Task goal: Extract each line of the items below that contains the string "labels". Copy every matching line in full.

##########

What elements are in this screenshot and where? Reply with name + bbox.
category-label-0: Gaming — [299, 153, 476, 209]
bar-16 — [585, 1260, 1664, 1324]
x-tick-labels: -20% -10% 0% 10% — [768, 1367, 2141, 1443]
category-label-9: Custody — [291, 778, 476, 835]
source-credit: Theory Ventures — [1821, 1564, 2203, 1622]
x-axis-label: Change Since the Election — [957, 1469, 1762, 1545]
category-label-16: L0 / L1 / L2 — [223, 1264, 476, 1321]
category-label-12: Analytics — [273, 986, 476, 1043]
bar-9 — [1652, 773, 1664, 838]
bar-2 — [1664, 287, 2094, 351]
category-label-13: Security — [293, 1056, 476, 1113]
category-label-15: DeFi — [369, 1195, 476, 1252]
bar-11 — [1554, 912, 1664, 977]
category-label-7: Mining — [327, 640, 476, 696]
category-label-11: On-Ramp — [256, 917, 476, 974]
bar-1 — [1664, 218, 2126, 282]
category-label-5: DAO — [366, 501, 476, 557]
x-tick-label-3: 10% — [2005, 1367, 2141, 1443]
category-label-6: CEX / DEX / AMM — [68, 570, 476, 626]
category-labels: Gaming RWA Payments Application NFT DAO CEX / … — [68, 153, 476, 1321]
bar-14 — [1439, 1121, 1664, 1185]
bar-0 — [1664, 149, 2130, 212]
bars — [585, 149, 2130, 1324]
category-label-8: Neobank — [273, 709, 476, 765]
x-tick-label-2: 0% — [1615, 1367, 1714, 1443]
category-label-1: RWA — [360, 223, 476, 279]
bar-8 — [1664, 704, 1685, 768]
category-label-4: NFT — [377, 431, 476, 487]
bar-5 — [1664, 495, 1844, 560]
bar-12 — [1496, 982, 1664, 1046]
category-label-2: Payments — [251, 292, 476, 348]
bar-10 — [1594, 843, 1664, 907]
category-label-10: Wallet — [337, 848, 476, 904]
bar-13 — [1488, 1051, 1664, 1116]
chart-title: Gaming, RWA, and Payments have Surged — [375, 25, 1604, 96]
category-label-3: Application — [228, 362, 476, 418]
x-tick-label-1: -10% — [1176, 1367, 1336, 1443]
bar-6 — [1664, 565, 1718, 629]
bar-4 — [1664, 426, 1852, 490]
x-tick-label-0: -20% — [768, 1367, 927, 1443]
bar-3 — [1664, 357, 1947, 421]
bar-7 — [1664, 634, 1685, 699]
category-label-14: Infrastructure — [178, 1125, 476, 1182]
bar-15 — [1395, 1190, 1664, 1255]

##########

Expected answer:
x-tick-labels: -20% -10% 0% 10% — [768, 1367, 2141, 1443]
category-labels: Gaming RWA Payments Application NFT DAO CEX / … — [68, 153, 476, 1321]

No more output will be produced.